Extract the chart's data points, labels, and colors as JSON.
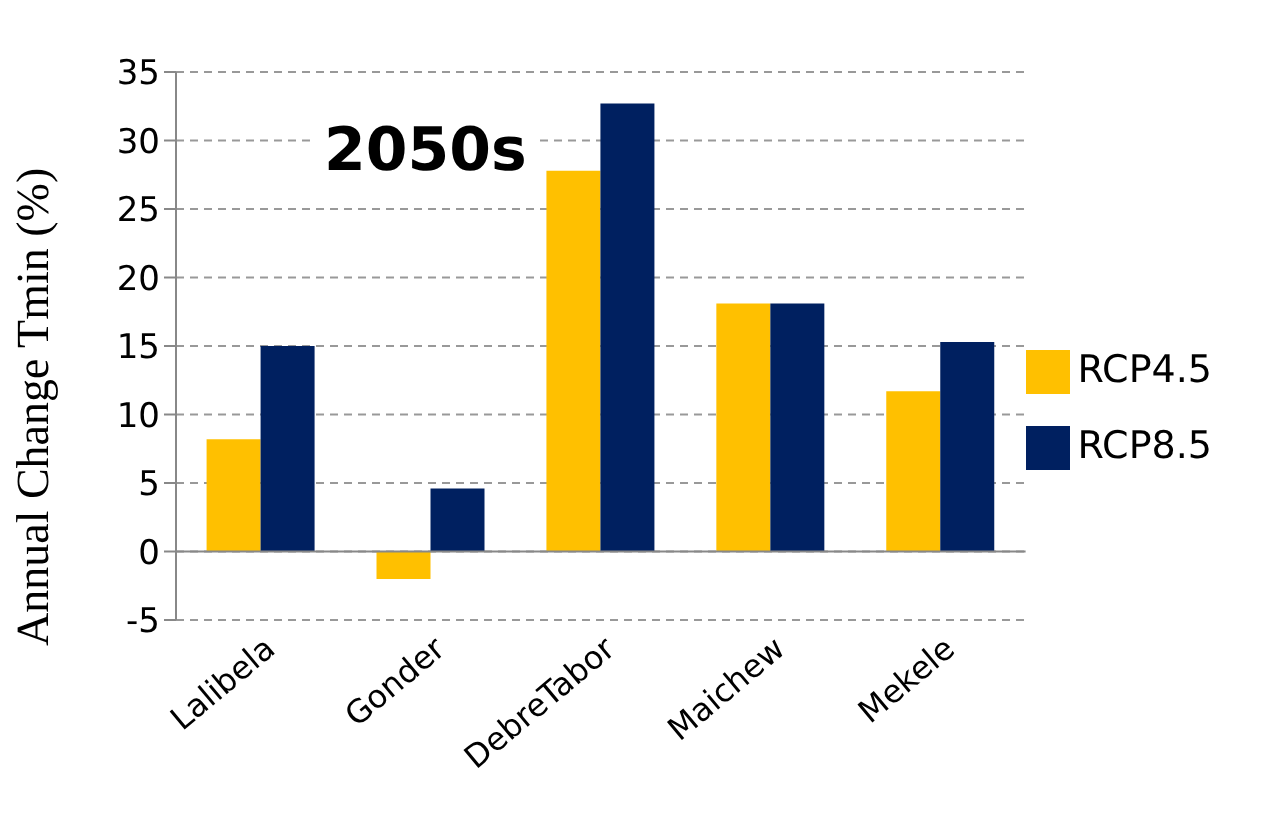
{
  "chart_data": {
    "type": "bar",
    "title": "2050s",
    "ylabel": "Annual Change Tmin (%)",
    "categories": [
      "Lalibela",
      "Gonder",
      "DebreTabor",
      "Maichew",
      "Mekele"
    ],
    "series": [
      {
        "name": "RCP4.5",
        "color": "#ffc000",
        "values": [
          8.2,
          -2.0,
          27.8,
          18.1,
          11.7
        ]
      },
      {
        "name": "RCP8.5",
        "color": "#002060",
        "values": [
          15.0,
          4.6,
          32.7,
          18.1,
          15.3
        ]
      }
    ],
    "ylim": [
      -5,
      35
    ],
    "yticks": [
      -5,
      0,
      5,
      10,
      15,
      20,
      25,
      30,
      35
    ],
    "grid": "y",
    "legend": "right"
  }
}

----------

**What is asked:**
Your task is to reproduce all of the material exactly. The pictures stay out.

**The completed task:**
Extract the chart's data points, labels, and colors as JSON.
{
  "chart_data": {
    "type": "bar",
    "title": "2050s",
    "ylabel": "Annual Change Tmin (%)",
    "categories": [
      "Lalibela",
      "Gonder",
      "DebreTabor",
      "Maichew",
      "Mekele"
    ],
    "series": [
      {
        "name": "RCP4.5",
        "color": "#ffc000",
        "values": [
          8.2,
          -2.0,
          27.8,
          18.1,
          11.7
        ]
      },
      {
        "name": "RCP8.5",
        "color": "#002060",
        "values": [
          15.0,
          4.6,
          32.7,
          18.1,
          15.3
        ]
      }
    ],
    "ylim": [
      -5,
      35
    ],
    "yticks": [
      -5,
      0,
      5,
      10,
      15,
      20,
      25,
      30,
      35
    ],
    "grid": "y",
    "legend": "right"
  }
}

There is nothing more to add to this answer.